GIVEN PROBLEM: Read the listing and extract each line that includes the word "image".

* Begin RECORDS FOR THIS TASK *

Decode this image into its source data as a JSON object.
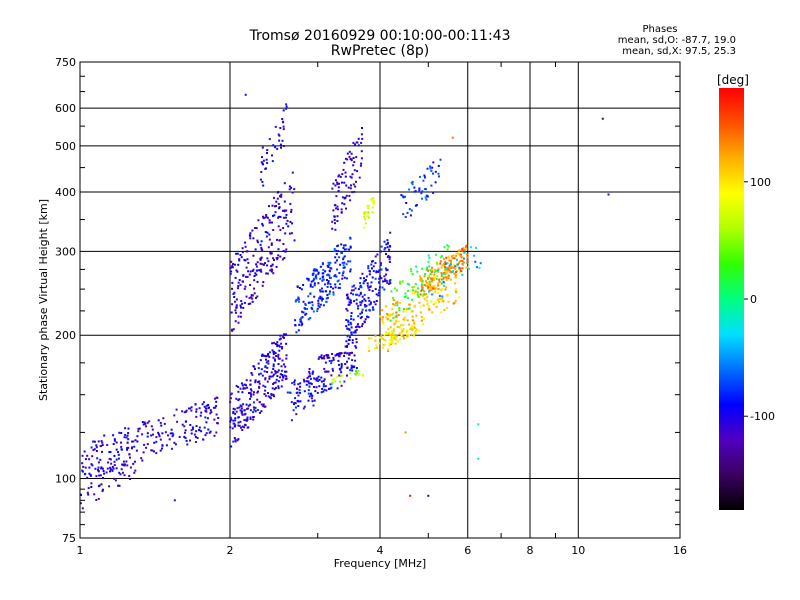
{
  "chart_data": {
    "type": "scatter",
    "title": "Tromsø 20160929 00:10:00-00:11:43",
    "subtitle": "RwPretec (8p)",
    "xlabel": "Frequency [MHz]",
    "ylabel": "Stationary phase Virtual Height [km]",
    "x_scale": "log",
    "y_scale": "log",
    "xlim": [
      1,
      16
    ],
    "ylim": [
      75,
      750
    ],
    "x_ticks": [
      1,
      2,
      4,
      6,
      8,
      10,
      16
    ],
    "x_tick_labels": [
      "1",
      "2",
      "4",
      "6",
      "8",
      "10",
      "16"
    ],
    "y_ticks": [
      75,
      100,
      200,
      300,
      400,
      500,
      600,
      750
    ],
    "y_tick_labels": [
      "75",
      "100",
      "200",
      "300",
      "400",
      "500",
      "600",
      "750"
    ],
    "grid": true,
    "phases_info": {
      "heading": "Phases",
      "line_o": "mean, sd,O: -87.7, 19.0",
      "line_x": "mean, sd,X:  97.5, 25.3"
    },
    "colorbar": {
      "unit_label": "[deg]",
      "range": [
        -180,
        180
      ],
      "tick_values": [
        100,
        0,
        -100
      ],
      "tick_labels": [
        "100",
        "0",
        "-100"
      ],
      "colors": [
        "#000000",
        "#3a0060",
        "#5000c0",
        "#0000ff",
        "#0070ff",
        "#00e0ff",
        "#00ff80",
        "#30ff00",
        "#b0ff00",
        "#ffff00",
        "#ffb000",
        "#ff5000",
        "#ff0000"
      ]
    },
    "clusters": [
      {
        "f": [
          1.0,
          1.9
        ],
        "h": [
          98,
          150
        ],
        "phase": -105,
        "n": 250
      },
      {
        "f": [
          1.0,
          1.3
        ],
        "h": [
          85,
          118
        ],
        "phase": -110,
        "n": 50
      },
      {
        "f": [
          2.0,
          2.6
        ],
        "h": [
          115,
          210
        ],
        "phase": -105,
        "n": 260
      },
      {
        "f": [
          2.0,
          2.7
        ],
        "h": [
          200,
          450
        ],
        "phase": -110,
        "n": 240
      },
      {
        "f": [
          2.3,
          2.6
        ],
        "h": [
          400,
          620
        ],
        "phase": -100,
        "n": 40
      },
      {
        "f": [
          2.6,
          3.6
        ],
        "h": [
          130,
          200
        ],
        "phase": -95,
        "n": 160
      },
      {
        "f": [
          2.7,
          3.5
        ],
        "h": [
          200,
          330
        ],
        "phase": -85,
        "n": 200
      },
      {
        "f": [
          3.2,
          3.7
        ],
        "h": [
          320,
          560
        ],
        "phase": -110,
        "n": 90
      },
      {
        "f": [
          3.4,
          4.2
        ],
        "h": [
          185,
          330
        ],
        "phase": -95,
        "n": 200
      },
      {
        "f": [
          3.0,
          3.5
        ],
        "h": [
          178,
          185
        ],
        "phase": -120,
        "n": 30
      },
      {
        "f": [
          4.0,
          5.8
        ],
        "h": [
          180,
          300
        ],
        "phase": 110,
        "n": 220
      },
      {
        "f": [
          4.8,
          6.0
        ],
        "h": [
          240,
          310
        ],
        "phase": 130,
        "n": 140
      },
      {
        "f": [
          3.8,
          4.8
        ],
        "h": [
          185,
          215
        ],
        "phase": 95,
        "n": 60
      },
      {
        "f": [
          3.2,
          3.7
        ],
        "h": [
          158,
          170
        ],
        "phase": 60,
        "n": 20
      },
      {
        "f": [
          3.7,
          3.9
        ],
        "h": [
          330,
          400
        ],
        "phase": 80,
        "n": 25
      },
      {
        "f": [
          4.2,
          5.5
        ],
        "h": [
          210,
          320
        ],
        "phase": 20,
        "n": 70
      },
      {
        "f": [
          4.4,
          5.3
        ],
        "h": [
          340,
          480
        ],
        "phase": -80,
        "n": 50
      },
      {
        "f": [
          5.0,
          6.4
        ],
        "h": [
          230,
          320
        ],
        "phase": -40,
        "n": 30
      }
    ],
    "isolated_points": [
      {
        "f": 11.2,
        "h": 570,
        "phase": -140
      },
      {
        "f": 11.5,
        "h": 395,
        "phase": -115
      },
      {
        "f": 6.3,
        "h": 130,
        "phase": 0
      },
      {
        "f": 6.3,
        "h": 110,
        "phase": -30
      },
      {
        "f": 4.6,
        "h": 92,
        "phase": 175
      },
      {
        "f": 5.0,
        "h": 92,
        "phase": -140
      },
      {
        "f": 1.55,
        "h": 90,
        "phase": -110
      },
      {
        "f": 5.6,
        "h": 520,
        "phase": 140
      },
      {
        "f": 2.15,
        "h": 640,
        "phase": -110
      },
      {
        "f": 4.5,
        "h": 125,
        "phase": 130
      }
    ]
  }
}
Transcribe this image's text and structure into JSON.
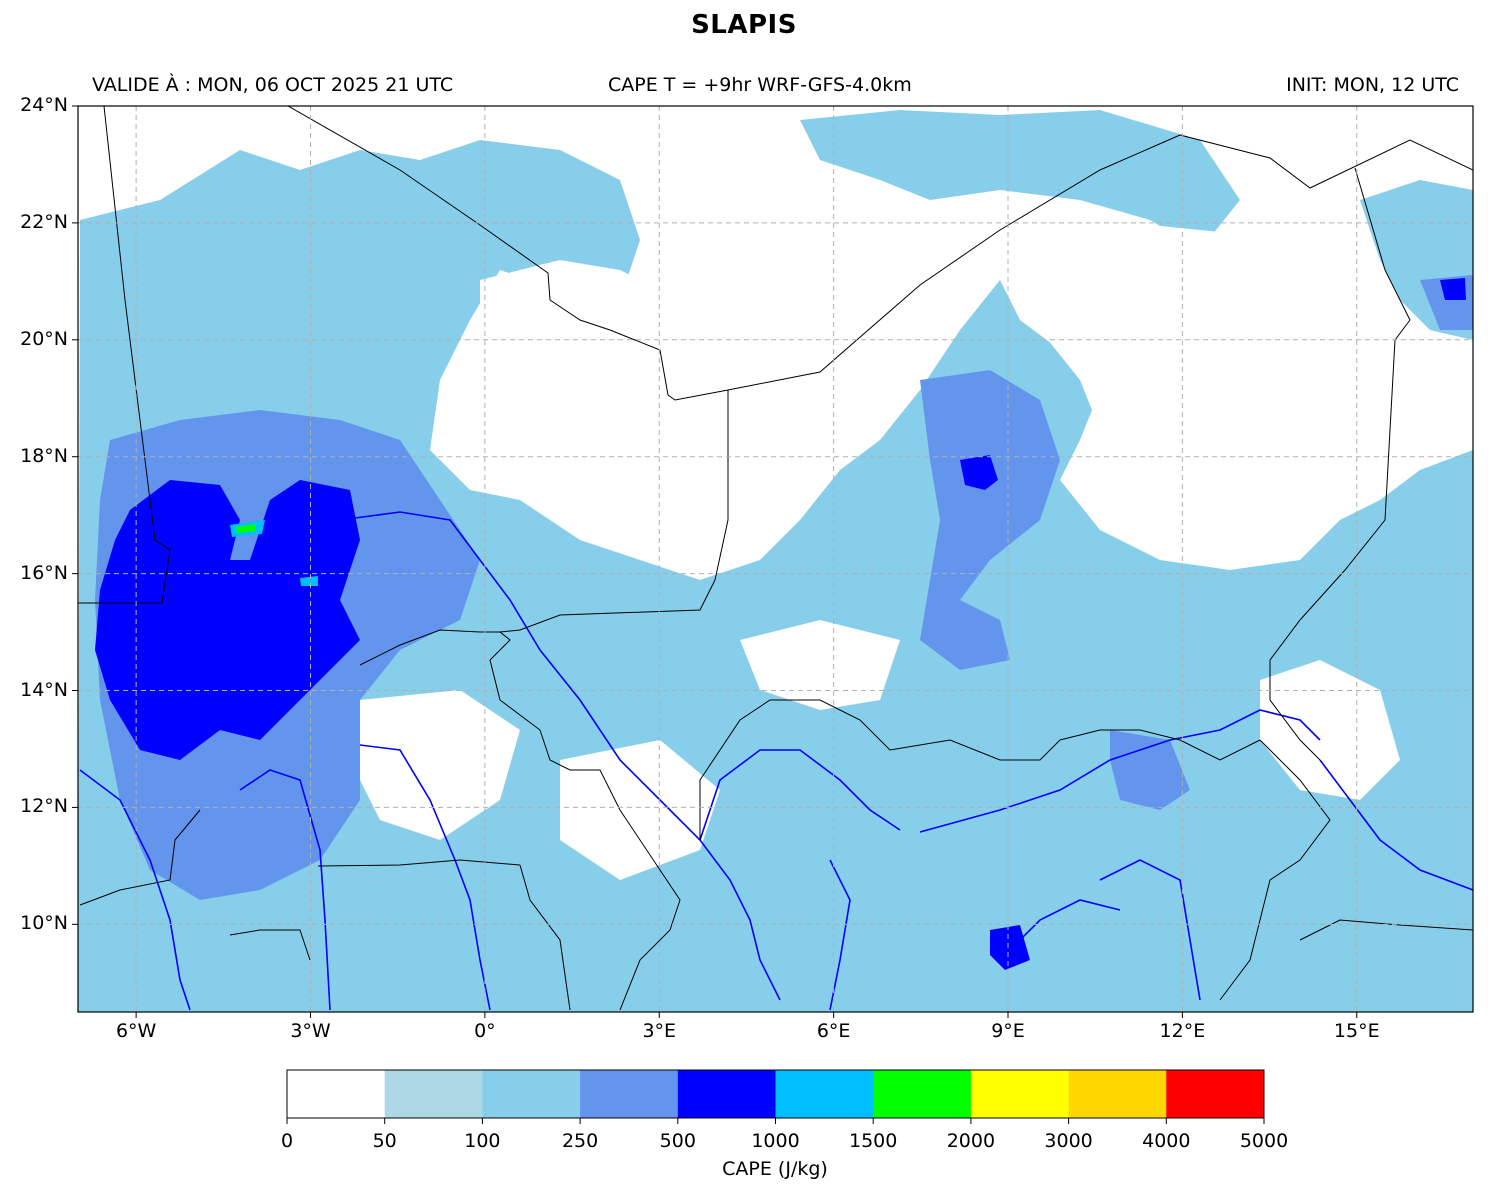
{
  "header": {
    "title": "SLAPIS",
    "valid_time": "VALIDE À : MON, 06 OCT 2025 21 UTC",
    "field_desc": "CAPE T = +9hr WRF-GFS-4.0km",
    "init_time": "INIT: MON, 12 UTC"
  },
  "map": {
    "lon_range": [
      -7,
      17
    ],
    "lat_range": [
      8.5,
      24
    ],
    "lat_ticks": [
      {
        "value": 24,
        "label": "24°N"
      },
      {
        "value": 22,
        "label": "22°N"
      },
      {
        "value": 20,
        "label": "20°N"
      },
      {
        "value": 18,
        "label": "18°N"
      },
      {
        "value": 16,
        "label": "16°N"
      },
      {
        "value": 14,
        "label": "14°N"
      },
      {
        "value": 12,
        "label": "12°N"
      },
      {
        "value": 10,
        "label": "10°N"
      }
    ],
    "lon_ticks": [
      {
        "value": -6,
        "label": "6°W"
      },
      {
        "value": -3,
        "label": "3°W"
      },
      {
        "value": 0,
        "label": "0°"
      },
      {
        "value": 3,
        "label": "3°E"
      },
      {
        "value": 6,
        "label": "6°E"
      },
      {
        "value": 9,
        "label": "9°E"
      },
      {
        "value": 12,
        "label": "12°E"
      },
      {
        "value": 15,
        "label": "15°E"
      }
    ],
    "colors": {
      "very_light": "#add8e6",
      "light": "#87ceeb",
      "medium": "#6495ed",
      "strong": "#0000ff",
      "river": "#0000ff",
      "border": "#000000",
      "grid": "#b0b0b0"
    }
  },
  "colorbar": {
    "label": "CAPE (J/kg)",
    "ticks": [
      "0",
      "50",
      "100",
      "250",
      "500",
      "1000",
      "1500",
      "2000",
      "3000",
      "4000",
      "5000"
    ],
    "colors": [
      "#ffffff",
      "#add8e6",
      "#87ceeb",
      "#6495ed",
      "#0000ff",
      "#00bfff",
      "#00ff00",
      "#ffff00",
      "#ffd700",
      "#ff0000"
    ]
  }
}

* End RECORDS FOR THIS TASK *
* Begin RECORDS FOR THIS TASK *

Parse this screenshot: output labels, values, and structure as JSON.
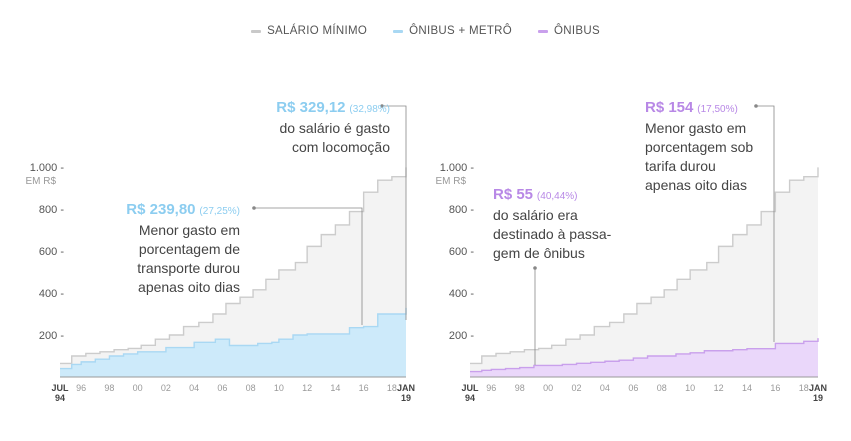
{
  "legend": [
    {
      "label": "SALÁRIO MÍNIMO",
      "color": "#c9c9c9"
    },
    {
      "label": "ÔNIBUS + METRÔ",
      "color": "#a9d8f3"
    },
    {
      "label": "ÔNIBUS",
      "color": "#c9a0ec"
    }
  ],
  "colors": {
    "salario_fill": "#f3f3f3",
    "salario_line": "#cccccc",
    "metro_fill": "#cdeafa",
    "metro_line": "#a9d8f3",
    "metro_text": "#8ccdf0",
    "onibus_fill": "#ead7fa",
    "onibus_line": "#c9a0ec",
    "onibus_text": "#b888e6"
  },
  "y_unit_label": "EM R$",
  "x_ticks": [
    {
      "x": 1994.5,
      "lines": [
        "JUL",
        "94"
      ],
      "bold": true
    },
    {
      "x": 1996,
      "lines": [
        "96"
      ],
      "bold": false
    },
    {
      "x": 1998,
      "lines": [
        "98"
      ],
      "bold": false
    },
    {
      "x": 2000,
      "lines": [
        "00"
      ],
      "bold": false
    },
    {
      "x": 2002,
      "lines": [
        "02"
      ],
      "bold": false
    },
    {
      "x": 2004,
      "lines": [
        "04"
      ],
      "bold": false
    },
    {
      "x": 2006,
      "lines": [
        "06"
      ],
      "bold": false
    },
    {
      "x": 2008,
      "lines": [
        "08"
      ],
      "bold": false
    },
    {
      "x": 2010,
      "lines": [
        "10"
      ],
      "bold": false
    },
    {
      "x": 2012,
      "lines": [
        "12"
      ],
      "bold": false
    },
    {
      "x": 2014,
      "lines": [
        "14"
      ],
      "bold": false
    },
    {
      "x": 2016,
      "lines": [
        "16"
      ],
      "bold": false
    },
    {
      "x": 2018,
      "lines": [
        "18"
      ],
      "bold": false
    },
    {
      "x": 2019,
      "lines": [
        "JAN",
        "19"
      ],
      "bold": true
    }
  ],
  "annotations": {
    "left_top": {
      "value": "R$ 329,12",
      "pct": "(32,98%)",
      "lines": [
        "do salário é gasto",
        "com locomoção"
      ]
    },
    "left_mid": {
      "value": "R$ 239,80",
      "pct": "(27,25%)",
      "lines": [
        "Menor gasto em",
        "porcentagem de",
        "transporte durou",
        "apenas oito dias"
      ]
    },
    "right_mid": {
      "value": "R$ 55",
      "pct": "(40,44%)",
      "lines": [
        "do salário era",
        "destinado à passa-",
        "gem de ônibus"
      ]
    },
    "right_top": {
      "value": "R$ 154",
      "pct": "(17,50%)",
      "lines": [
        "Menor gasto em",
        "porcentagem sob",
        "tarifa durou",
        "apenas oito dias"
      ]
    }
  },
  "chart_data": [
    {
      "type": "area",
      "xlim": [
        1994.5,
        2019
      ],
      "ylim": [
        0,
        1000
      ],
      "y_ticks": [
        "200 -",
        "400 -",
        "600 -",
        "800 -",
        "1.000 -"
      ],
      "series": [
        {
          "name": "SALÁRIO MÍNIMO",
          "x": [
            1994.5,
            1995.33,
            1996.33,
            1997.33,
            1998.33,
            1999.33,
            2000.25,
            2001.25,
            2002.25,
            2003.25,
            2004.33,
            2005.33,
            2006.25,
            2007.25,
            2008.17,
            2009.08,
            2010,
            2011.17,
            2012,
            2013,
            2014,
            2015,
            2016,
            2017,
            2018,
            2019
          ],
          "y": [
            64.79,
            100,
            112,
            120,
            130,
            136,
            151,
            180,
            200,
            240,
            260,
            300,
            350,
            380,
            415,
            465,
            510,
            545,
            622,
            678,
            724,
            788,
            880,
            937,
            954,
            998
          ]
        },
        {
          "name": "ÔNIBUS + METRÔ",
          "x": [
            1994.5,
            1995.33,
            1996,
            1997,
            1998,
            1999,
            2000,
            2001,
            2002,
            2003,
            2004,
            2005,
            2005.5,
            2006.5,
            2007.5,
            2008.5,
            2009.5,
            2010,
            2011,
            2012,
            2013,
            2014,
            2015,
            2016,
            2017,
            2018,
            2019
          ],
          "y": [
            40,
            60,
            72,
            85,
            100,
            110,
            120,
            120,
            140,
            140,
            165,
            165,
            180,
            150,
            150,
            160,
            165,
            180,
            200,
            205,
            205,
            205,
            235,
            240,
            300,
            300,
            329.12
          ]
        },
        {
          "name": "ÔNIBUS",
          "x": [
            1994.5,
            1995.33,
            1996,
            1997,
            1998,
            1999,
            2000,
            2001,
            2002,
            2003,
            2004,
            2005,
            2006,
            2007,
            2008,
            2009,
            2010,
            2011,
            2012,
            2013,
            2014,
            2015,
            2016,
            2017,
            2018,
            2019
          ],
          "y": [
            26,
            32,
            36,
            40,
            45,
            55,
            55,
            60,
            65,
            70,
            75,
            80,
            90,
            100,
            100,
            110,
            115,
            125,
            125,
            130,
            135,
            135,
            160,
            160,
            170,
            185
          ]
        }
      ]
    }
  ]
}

* End RECORDS FOR THIS TASK *

ANSWER TO THE TASK:
Decode this image into its source data as a JSON object.
Transcribe this image's text and structure into JSON.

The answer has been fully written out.